Task goal: Each line of the data that includes the string "Rewrites" is to be copied out.

_____

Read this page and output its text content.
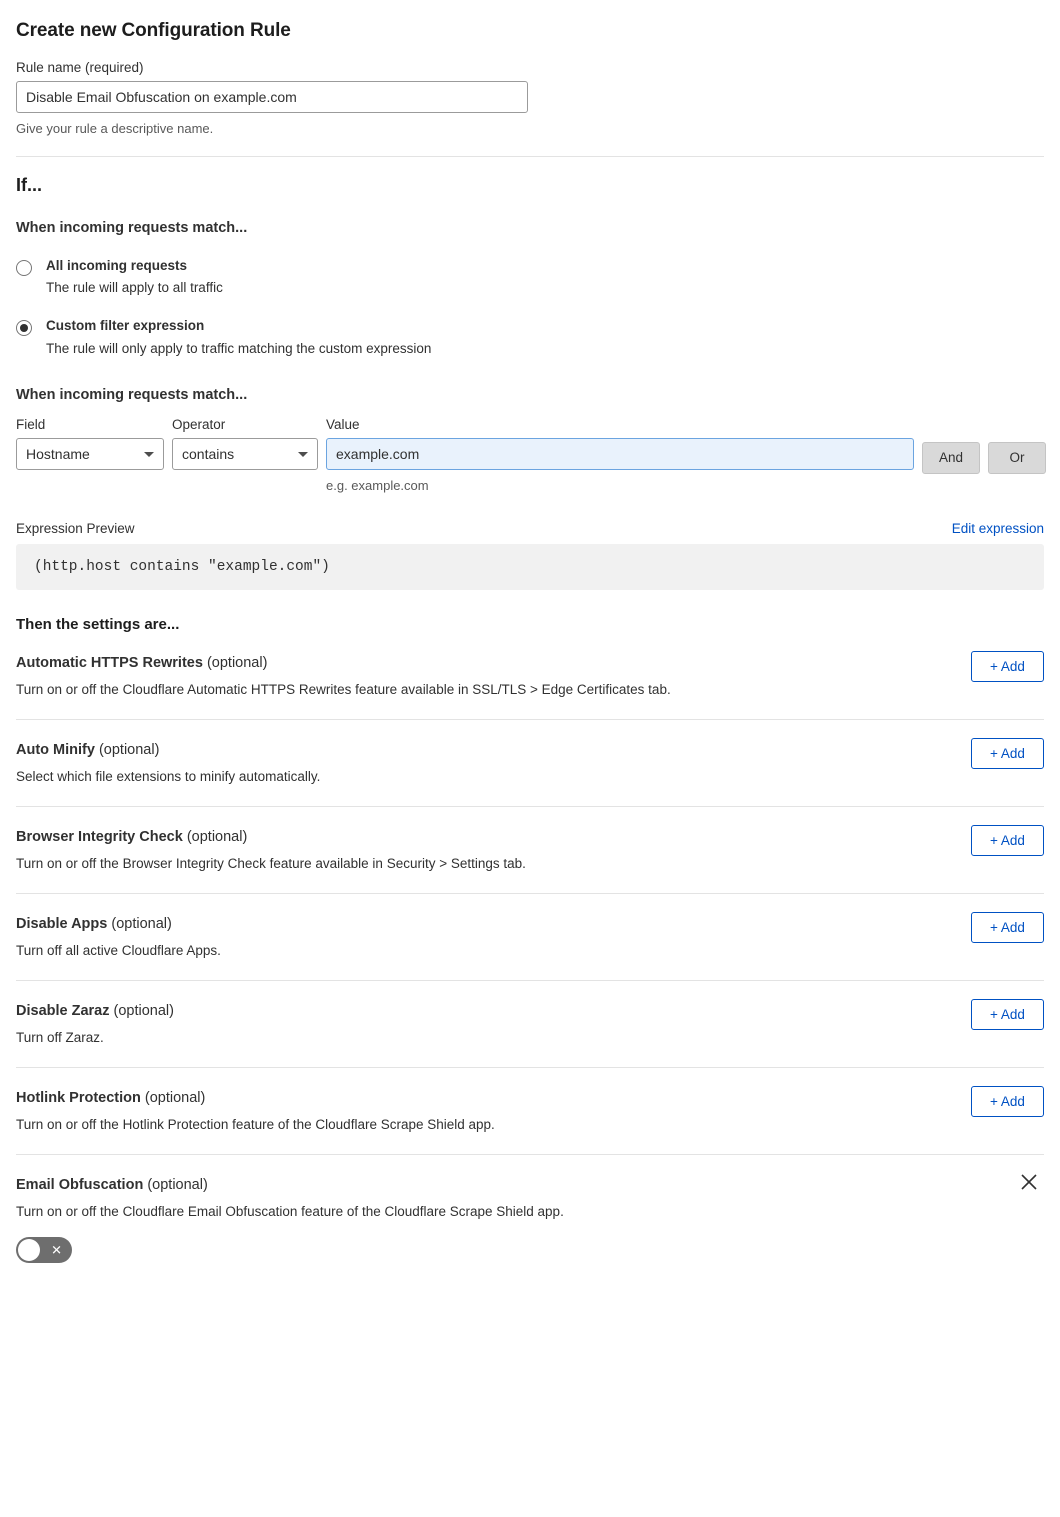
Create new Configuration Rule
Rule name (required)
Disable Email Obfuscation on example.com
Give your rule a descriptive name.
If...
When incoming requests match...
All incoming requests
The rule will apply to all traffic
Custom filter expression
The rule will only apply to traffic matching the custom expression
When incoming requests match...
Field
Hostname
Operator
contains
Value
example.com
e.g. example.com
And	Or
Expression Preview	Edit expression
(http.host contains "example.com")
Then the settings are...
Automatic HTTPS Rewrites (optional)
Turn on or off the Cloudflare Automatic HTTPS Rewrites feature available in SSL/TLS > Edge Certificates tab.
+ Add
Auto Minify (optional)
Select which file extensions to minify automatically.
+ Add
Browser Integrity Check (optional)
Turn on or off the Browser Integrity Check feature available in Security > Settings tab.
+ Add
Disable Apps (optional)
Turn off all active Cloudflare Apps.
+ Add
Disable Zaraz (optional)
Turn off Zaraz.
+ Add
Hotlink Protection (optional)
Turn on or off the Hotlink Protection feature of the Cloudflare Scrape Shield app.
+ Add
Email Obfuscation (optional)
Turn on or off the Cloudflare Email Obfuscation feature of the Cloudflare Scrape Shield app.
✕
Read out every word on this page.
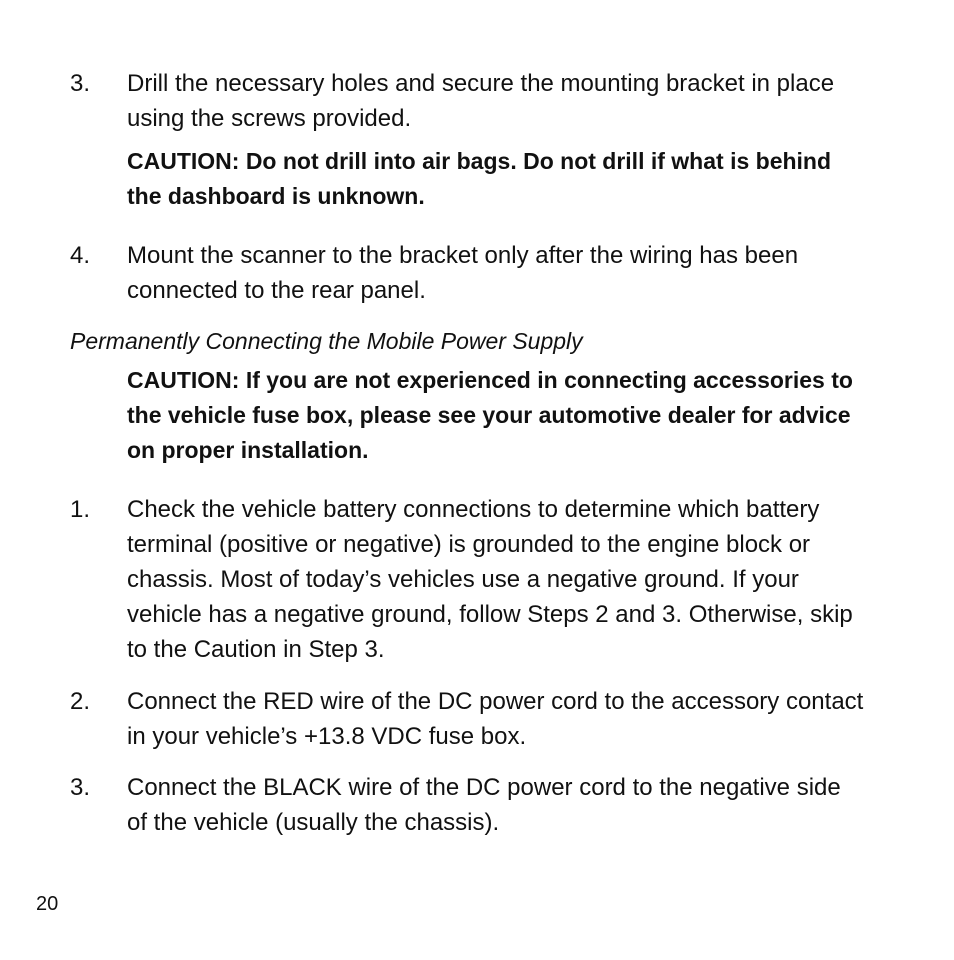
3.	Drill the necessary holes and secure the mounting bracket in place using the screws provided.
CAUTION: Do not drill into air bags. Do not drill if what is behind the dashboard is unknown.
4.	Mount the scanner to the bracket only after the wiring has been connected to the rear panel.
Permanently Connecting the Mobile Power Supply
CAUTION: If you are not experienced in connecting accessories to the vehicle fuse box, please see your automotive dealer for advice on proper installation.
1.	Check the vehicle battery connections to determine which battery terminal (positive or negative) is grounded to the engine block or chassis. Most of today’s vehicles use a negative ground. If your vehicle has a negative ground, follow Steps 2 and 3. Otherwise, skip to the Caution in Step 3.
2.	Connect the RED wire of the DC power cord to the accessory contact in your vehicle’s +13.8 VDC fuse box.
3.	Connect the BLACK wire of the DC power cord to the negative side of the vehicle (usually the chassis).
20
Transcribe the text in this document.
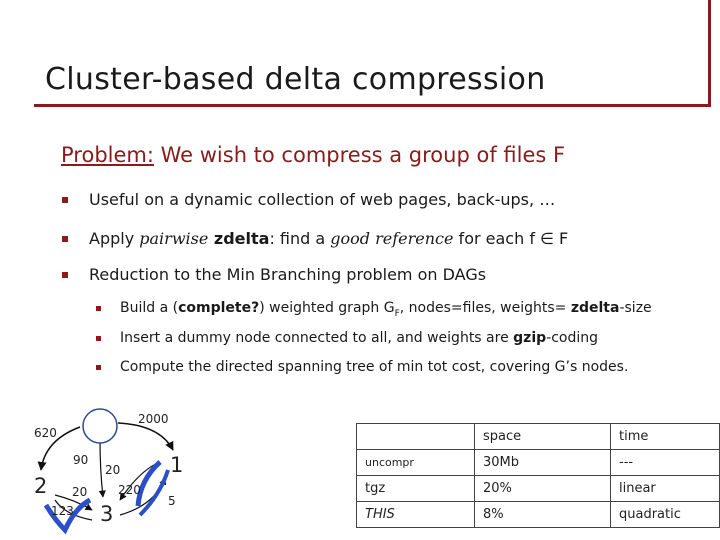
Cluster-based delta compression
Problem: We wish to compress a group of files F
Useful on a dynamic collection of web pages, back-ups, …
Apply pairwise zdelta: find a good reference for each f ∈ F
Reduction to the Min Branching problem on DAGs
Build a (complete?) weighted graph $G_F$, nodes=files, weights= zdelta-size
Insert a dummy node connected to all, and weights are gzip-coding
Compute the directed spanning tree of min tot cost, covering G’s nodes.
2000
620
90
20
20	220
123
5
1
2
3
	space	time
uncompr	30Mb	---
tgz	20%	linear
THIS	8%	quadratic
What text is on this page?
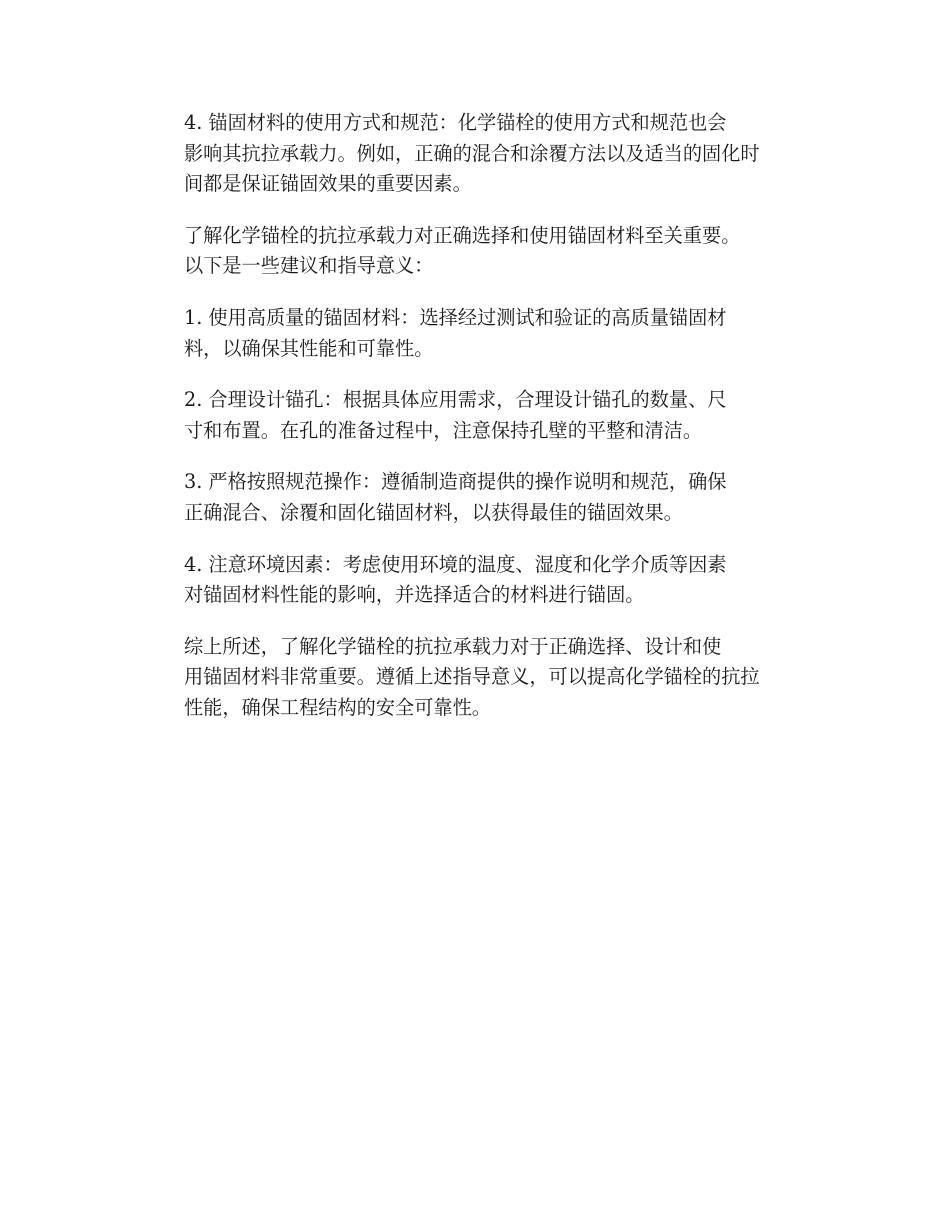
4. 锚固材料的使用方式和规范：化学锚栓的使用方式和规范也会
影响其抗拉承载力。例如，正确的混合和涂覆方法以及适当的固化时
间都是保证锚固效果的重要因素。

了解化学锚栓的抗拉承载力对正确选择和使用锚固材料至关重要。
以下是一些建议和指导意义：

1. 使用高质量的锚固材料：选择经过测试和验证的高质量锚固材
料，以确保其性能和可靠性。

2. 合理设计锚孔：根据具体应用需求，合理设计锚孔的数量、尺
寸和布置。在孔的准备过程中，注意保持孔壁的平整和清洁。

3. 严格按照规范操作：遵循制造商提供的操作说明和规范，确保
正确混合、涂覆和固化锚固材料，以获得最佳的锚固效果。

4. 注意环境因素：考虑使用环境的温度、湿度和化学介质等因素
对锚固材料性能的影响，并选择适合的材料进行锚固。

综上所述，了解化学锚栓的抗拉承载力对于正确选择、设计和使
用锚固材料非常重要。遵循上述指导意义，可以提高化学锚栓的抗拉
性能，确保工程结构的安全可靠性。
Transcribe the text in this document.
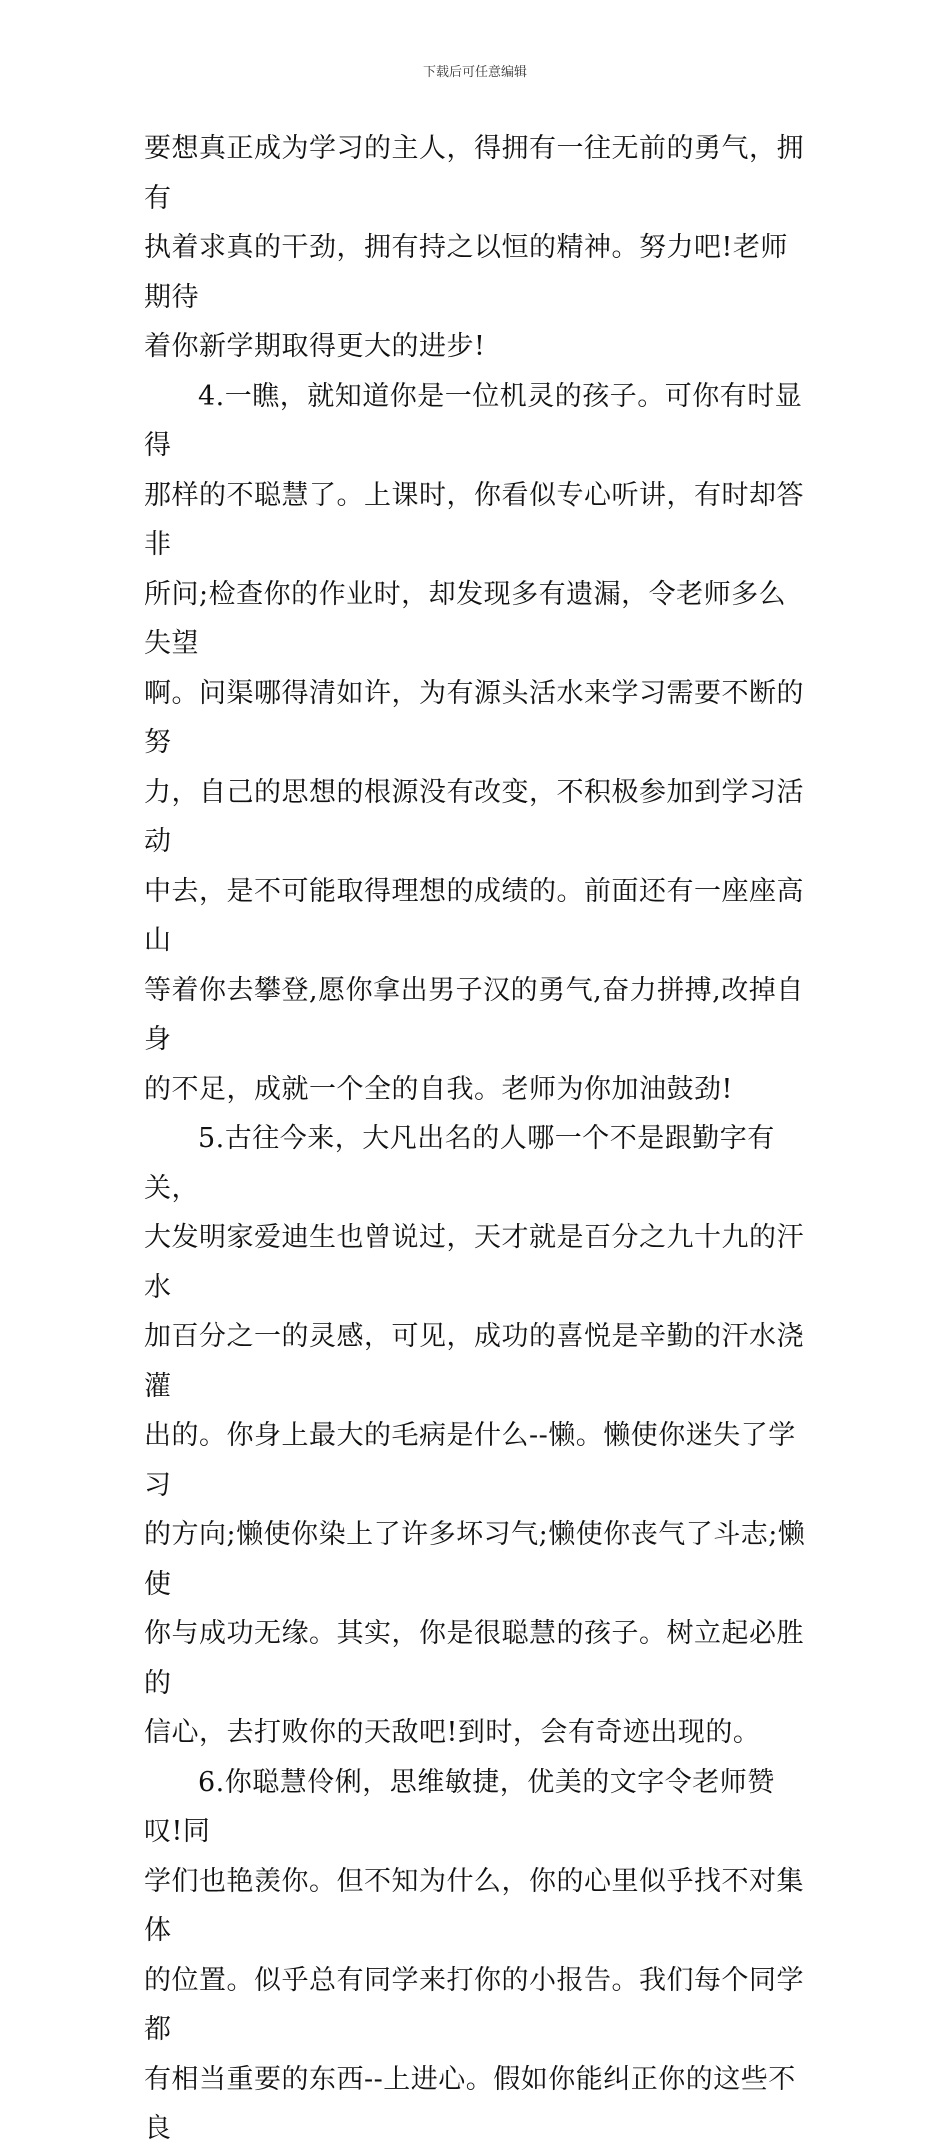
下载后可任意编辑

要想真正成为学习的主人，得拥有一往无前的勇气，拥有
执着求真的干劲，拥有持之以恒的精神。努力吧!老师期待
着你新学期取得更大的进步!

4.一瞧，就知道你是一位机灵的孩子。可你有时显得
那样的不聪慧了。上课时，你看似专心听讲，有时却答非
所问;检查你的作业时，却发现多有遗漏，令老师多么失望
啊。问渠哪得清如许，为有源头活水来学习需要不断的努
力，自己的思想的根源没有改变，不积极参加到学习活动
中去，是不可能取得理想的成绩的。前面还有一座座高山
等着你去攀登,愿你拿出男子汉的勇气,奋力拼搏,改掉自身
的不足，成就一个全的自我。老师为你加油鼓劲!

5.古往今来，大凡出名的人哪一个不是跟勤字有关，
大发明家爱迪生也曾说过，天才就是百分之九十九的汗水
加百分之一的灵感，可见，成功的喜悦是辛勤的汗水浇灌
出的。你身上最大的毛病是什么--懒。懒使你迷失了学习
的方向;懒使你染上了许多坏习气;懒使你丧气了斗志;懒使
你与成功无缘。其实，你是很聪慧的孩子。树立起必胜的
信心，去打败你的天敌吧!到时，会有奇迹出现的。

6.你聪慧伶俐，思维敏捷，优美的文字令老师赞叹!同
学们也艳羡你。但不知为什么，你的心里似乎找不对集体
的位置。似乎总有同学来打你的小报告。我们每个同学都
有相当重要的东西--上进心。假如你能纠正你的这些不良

_____

Response:
Automatic HTTPS Rewrites (optional)
Turn on or off the Cloudflare Automatic HTTPS Rewrites feature available in SSL/TLS > Edge Certificates tab.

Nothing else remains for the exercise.